Using the listing below, select the lines with the word "title" and copy them.

Recorded data:
*-*-*

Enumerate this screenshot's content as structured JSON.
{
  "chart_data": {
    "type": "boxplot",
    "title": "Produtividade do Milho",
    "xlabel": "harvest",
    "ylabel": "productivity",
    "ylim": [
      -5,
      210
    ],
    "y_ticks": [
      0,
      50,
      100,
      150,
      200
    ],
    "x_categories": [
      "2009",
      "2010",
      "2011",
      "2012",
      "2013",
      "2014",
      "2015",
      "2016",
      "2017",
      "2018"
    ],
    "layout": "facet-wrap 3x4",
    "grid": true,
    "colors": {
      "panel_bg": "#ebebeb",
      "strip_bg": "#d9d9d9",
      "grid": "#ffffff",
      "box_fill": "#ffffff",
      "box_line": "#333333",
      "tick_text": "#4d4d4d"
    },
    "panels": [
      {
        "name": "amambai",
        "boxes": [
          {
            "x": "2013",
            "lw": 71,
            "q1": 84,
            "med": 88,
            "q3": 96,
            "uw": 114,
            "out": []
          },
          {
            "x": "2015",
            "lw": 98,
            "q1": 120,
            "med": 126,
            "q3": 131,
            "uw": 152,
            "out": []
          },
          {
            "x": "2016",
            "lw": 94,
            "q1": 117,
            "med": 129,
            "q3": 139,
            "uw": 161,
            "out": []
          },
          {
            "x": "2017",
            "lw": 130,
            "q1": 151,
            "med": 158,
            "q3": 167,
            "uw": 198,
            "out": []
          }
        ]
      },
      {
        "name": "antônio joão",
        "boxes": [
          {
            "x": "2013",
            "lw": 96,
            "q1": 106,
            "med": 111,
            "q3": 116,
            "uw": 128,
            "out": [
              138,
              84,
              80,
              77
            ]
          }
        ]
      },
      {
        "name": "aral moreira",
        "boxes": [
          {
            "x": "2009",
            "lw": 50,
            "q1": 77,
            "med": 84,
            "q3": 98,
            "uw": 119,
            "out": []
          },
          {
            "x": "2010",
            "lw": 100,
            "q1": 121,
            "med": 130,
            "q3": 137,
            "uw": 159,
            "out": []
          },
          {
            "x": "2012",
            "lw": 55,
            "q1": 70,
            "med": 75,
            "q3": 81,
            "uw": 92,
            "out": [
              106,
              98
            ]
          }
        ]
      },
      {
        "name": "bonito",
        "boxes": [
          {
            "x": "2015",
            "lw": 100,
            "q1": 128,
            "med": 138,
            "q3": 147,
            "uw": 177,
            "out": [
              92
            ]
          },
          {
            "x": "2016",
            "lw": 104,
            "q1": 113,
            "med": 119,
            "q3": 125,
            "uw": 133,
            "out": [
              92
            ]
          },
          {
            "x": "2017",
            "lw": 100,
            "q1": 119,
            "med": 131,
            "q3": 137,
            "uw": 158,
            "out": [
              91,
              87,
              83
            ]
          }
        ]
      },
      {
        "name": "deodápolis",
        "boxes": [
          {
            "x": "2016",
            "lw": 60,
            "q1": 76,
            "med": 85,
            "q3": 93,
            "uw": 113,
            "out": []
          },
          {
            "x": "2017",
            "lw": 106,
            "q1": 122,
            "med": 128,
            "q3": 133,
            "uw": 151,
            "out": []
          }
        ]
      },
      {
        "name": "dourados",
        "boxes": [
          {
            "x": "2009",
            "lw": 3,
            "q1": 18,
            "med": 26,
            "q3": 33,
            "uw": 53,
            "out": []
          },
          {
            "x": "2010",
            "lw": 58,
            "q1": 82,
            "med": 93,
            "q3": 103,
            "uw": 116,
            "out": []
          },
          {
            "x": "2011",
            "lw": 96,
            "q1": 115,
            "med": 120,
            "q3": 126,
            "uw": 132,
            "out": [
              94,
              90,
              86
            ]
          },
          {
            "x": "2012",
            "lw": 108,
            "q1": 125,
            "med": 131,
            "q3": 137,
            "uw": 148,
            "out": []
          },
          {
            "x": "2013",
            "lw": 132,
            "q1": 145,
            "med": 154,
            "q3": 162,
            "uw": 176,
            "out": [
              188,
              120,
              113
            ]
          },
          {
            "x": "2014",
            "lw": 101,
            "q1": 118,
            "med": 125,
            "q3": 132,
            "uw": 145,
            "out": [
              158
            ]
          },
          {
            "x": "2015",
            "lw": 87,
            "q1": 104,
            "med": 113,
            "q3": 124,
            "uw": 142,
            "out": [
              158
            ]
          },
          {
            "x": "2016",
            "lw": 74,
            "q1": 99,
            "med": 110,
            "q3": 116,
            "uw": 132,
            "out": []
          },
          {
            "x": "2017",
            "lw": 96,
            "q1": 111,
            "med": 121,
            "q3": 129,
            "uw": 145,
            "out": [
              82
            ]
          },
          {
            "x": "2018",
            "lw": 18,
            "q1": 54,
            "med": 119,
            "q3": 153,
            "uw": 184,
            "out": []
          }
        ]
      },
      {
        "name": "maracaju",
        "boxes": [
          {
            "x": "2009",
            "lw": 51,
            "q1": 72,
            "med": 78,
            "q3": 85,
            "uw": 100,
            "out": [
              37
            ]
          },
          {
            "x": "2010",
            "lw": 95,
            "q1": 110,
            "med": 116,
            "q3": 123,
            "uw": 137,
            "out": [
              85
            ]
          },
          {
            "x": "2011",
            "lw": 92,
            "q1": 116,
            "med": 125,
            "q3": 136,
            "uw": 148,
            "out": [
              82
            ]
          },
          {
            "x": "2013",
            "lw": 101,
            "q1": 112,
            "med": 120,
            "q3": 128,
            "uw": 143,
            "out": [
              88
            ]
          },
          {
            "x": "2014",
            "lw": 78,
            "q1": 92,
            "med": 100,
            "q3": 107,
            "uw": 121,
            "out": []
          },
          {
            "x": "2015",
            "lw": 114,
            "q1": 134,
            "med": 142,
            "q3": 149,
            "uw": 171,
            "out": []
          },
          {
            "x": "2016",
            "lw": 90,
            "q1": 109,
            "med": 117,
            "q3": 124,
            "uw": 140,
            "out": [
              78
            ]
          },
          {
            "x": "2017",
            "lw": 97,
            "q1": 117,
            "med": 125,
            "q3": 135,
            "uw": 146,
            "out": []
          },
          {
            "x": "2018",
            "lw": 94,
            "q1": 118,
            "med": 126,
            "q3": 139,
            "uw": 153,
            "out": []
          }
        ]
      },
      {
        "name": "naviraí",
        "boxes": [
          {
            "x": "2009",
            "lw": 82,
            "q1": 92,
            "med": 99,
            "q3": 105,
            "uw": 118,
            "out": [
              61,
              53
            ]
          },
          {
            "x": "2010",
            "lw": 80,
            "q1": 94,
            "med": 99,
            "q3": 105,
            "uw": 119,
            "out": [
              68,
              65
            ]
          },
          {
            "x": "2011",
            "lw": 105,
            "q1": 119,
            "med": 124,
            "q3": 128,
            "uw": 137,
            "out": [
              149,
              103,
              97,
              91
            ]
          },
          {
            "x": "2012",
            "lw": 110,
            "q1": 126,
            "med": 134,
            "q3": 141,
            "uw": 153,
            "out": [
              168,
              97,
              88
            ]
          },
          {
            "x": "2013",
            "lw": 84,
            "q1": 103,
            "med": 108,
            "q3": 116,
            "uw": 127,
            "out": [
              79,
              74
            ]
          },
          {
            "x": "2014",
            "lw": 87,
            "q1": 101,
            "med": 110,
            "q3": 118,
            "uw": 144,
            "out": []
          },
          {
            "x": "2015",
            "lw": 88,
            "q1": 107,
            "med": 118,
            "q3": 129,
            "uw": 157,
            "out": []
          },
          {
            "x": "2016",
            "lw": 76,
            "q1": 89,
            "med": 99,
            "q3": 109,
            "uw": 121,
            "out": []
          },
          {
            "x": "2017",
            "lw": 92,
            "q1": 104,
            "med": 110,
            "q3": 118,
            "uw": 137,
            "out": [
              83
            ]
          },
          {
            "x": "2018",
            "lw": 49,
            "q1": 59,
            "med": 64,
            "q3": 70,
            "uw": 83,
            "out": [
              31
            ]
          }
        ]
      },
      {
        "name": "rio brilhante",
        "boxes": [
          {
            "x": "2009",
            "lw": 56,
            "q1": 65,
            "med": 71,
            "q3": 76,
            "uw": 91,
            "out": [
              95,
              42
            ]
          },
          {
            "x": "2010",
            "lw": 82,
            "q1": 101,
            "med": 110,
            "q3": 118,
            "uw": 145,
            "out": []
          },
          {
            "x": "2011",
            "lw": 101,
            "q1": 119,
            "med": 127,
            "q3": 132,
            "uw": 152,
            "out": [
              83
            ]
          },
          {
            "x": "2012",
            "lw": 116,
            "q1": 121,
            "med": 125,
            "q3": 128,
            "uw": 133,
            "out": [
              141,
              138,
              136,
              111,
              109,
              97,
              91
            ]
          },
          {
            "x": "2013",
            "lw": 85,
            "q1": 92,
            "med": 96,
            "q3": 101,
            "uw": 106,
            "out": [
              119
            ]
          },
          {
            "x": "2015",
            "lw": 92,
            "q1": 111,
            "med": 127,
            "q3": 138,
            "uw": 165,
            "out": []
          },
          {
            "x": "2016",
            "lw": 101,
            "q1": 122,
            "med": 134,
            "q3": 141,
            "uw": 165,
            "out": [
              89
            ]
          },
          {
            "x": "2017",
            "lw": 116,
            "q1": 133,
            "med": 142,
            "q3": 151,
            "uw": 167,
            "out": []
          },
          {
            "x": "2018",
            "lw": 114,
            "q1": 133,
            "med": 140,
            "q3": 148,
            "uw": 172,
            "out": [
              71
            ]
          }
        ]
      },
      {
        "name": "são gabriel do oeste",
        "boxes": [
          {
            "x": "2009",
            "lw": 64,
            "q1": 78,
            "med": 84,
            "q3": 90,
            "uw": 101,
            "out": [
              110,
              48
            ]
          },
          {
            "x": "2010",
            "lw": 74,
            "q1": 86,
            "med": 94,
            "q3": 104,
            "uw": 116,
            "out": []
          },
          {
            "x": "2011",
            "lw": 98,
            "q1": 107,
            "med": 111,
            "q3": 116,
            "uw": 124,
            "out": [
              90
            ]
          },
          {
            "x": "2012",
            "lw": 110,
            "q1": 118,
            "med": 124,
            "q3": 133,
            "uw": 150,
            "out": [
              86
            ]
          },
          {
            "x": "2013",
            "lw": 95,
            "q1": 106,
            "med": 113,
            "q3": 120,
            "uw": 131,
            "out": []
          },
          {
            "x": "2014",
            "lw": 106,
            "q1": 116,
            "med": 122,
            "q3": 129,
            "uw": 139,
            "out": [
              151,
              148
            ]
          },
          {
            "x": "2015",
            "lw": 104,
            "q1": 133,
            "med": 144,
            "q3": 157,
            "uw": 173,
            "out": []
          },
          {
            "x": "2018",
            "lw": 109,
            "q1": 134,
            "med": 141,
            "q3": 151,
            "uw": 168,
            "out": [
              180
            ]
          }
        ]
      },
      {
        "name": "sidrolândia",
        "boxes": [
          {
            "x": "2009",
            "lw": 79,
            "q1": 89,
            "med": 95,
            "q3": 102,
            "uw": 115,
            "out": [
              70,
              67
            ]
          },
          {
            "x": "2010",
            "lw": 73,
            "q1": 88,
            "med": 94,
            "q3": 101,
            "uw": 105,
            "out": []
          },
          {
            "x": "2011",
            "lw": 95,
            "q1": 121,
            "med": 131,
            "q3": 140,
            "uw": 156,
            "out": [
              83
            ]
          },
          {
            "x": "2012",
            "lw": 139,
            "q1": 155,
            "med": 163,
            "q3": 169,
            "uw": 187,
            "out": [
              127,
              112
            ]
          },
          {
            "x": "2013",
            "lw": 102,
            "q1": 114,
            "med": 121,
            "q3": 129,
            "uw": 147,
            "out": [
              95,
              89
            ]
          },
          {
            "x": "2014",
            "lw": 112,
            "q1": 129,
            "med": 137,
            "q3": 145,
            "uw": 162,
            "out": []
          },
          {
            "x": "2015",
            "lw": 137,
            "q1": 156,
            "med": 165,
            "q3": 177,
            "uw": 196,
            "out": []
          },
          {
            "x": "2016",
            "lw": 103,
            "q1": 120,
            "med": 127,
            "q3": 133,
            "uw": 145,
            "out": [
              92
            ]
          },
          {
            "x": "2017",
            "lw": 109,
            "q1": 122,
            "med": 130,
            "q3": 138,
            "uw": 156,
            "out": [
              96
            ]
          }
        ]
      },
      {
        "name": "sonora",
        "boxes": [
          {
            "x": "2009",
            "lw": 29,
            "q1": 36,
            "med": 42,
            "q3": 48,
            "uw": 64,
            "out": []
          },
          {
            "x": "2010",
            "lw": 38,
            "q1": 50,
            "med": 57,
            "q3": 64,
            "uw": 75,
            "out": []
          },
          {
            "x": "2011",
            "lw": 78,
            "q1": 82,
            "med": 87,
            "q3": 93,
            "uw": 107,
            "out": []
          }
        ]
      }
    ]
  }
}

*-*-*

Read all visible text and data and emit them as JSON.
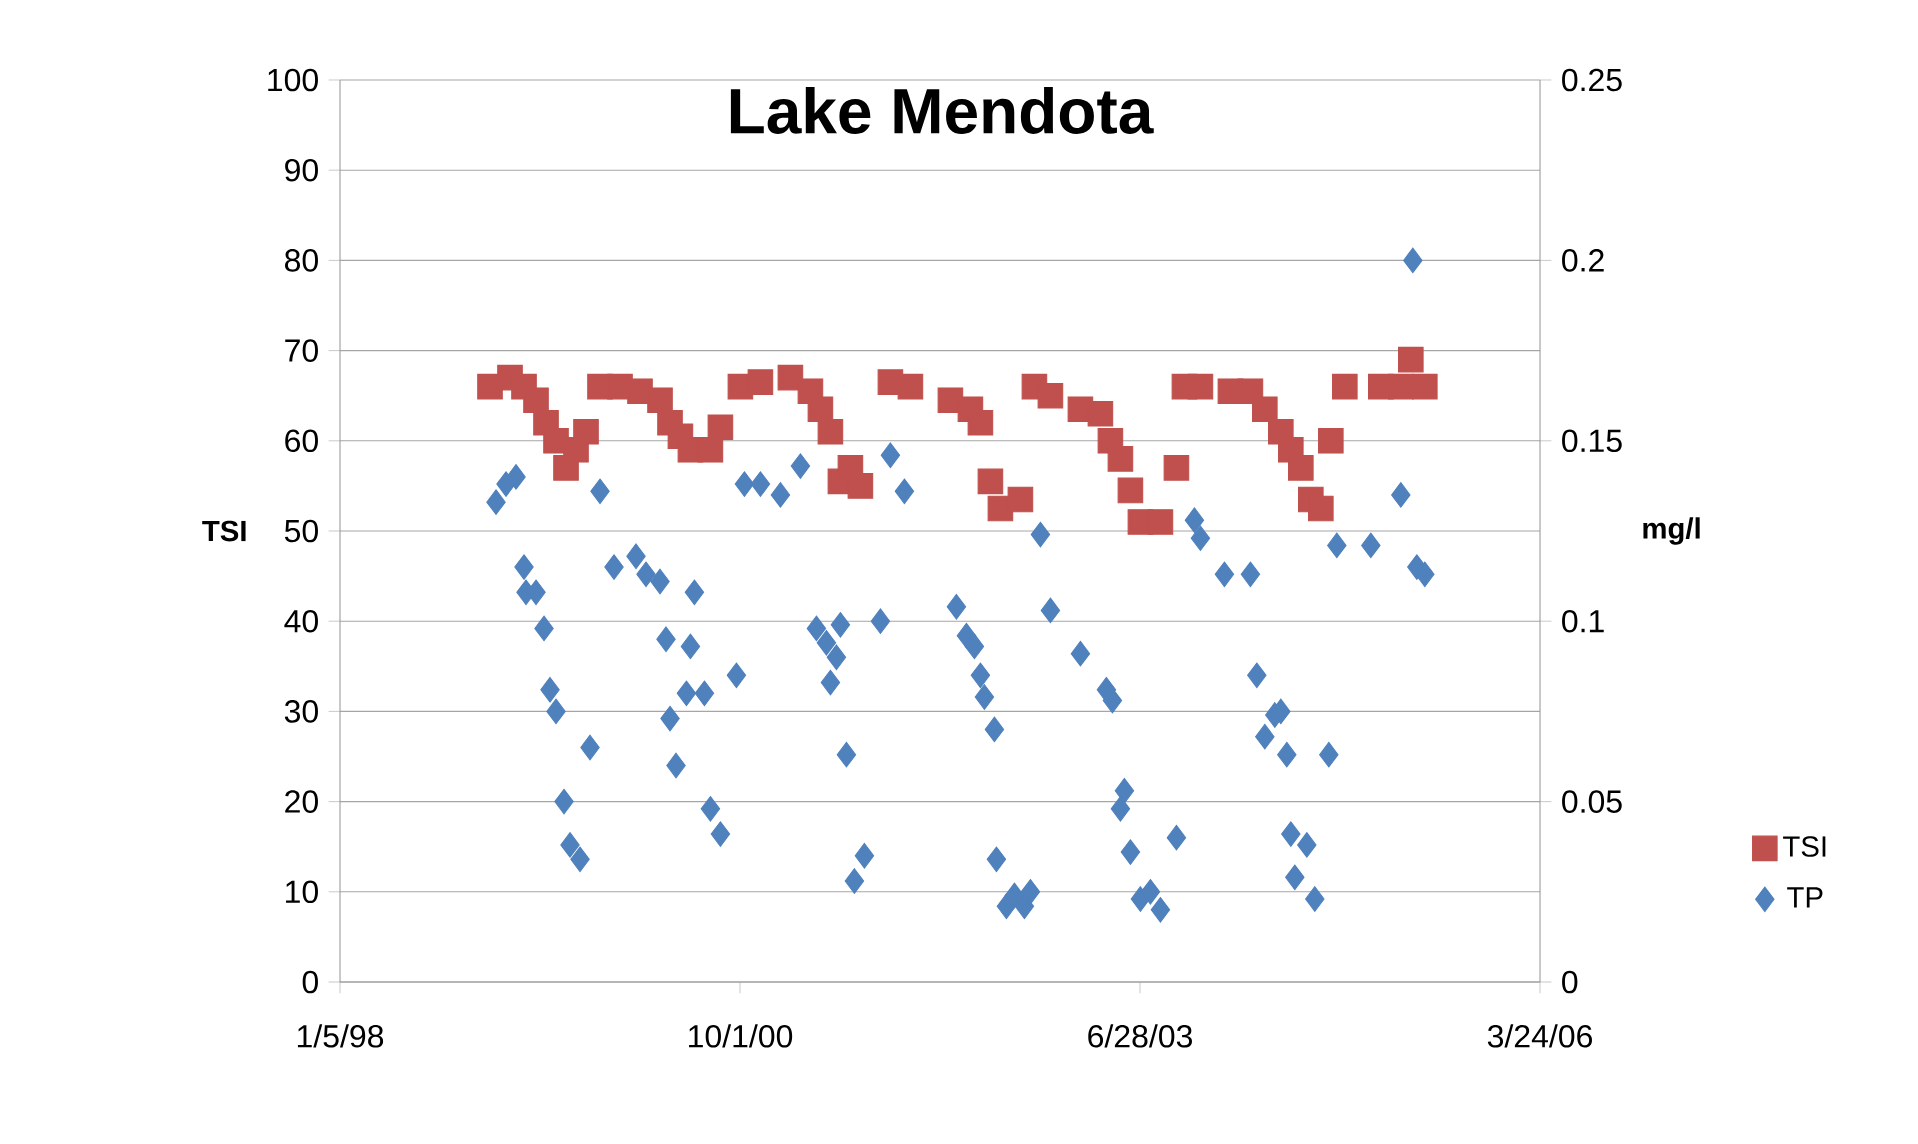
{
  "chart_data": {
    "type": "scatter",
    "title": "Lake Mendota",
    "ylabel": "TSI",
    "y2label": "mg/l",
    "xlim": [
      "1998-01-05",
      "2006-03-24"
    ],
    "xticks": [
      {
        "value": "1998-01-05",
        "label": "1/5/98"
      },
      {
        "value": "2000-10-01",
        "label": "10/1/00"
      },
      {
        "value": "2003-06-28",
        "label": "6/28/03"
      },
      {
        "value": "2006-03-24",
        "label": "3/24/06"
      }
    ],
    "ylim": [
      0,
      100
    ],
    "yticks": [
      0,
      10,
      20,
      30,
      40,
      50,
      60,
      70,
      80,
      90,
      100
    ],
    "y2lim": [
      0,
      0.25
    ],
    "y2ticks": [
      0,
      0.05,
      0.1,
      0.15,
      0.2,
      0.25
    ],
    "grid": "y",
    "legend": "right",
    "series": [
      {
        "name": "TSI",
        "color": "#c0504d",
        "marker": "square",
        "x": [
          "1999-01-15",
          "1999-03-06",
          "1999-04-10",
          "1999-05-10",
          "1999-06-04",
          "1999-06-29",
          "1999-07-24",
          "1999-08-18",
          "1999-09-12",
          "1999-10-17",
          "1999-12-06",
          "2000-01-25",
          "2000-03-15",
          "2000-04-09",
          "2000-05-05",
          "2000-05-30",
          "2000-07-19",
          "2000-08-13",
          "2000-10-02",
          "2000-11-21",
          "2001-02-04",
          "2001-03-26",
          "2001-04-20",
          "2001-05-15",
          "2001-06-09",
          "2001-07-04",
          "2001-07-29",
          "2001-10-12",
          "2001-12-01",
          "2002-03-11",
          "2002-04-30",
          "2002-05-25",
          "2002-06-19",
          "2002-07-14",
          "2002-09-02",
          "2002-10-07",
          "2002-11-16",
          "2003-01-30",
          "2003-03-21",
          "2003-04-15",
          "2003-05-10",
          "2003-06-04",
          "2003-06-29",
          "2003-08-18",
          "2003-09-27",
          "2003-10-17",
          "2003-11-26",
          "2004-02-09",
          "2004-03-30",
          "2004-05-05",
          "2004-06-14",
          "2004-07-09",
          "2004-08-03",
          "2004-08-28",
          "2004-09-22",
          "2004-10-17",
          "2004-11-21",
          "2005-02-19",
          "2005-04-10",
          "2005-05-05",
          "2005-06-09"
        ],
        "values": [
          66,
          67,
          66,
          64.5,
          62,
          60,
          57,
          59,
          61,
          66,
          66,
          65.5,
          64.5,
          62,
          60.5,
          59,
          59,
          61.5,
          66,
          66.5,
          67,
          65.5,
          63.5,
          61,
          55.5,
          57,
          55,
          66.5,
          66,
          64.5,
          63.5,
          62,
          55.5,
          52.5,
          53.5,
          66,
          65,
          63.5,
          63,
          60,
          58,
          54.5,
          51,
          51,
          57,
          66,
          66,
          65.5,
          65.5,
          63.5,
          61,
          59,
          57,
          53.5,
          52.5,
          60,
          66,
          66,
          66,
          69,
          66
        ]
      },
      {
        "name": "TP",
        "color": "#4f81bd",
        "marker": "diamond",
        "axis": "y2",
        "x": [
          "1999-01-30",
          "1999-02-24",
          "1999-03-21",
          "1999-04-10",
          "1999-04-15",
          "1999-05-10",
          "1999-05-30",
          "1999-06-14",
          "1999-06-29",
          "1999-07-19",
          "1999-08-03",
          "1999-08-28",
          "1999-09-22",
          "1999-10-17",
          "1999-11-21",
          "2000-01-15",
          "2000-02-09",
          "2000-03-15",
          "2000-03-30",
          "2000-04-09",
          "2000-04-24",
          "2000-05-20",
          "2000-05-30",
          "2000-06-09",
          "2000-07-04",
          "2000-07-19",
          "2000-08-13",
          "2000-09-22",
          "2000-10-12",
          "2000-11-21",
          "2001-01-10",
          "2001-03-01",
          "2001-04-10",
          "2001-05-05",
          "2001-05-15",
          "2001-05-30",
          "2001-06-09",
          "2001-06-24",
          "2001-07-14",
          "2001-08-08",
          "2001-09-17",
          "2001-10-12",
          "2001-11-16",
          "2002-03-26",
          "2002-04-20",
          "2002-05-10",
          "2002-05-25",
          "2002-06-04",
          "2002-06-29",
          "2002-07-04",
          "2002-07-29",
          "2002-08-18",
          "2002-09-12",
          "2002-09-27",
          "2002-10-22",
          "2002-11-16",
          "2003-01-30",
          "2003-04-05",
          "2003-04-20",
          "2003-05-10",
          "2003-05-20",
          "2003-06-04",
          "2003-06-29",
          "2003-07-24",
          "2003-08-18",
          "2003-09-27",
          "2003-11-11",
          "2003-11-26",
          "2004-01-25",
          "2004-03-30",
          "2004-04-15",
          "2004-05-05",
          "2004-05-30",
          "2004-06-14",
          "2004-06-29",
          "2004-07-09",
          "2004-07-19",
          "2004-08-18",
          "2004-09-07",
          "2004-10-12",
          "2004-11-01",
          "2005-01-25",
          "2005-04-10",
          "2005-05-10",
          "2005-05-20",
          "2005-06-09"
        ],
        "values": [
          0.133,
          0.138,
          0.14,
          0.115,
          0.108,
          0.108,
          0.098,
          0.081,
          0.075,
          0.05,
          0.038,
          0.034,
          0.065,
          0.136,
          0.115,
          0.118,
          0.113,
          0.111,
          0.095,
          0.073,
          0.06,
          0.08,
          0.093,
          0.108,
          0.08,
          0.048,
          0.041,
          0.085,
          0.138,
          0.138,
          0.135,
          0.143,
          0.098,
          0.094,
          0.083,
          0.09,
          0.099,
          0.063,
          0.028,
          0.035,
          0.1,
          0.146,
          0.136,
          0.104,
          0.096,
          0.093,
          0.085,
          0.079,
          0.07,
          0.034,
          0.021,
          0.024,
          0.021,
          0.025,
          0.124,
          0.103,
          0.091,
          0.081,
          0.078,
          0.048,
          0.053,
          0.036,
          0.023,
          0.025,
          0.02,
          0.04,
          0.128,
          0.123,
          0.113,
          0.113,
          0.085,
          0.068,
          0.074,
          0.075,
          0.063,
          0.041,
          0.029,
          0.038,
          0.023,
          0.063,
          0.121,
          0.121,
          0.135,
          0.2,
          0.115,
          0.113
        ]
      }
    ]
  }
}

*-*-*

> [Task result]:
    "title": "Produtividade do Milho",
    "title": "Lake Mendota",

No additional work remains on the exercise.